(Data entries for graphics)
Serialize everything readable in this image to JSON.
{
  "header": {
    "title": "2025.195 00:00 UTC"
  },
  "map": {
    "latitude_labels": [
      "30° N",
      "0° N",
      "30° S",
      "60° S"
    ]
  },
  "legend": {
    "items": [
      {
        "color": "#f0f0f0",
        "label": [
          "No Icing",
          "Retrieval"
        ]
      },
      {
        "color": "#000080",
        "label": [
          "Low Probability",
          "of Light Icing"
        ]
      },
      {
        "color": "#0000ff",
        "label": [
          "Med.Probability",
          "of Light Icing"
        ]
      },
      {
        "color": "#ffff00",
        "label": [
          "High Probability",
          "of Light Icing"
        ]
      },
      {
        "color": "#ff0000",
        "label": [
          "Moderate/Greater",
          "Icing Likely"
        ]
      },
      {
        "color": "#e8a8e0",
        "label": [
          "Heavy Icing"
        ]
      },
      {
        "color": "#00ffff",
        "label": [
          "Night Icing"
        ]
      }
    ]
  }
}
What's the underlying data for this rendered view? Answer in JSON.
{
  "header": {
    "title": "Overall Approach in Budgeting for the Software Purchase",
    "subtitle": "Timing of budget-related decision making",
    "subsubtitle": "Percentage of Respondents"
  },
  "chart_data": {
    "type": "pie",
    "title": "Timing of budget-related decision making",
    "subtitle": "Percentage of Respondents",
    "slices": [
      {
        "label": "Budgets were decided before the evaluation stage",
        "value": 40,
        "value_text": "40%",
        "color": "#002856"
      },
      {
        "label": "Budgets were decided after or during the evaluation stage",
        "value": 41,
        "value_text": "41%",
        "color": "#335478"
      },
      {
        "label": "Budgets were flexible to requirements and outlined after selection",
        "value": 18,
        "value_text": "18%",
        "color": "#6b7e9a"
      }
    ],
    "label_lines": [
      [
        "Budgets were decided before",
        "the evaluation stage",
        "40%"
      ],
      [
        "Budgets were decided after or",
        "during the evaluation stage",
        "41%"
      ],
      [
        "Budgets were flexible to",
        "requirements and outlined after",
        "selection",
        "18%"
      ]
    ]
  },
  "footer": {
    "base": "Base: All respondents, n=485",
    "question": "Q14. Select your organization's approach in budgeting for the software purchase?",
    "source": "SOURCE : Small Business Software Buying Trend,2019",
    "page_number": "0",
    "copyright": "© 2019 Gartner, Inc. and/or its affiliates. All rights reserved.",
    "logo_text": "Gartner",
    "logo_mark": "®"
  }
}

# [Aim]
Print the material verbatim, all of it.

# [Result for this exercise]
Serialize everything readable in this image to JSON.
{
  "header": {
    "title": "2025.195 00:00 UTC"
  },
  "map": {
    "latitude_labels": [
      "30° N",
      "0° N",
      "30° S",
      "60° S"
    ]
  },
  "legend": {
    "items": [
      {
        "color": "#f0f0f0",
        "label": [
          "No Icing",
          "Retrieval"
        ]
      },
      {
        "color": "#000080",
        "label": [
          "Low Probability",
          "of Light Icing"
        ]
      },
      {
        "color": "#0000ff",
        "label": [
          "Med.Probability",
          "of Light Icing"
        ]
      },
      {
        "color": "#ffff00",
        "label": [
          "High Probability",
          "of Light Icing"
        ]
      },
      {
        "color": "#ff0000",
        "label": [
          "Moderate/Greater",
          "Icing Likely"
        ]
      },
      {
        "color": "#e8a8e0",
        "label": [
          "Heavy Icing"
        ]
      },
      {
        "color": "#00ffff",
        "label": [
          "Night Icing"
        ]
      }
    ]
  }
}
What's the underlying data for this rendered view? Answer in JSON.
{
  "header": {
    "title": "Overall Approach in Budgeting for the Software Purchase",
    "subtitle": "Timing of budget-related decision making",
    "subsubtitle": "Percentage of Respondents"
  },
  "chart_data": {
    "type": "pie",
    "title": "Timing of budget-related decision making",
    "subtitle": "Percentage of Respondents",
    "slices": [
      {
        "label": "Budgets were decided before the evaluation stage",
        "value": 40,
        "value_text": "40%",
        "color": "#002856"
      },
      {
        "label": "Budgets were decided after or during the evaluation stage",
        "value": 41,
        "value_text": "41%",
        "color": "#335478"
      },
      {
        "label": "Budgets were flexible to requirements and outlined after selection",
        "value": 18,
        "value_text": "18%",
        "color": "#6b7e9a"
      }
    ],
    "label_lines": [
      [
        "Budgets were decided before",
        "the evaluation stage",
        "40%"
      ],
      [
        "Budgets were decided after or",
        "during the evaluation stage",
        "41%"
      ],
      [
        "Budgets were flexible to",
        "requirements and outlined after",
        "selection",
        "18%"
      ]
    ]
  },
  "footer": {
    "base": "Base: All respondents, n=485",
    "question": "Q14. Select your organization's approach in budgeting for the software purchase?",
    "source": "SOURCE : Small Business Software Buying Trend,2019",
    "page_number": "0",
    "copyright": "© 2019 Gartner, Inc. and/or its affiliates. All rights reserved.",
    "logo_text": "Gartner",
    "logo_mark": "®"
  }
}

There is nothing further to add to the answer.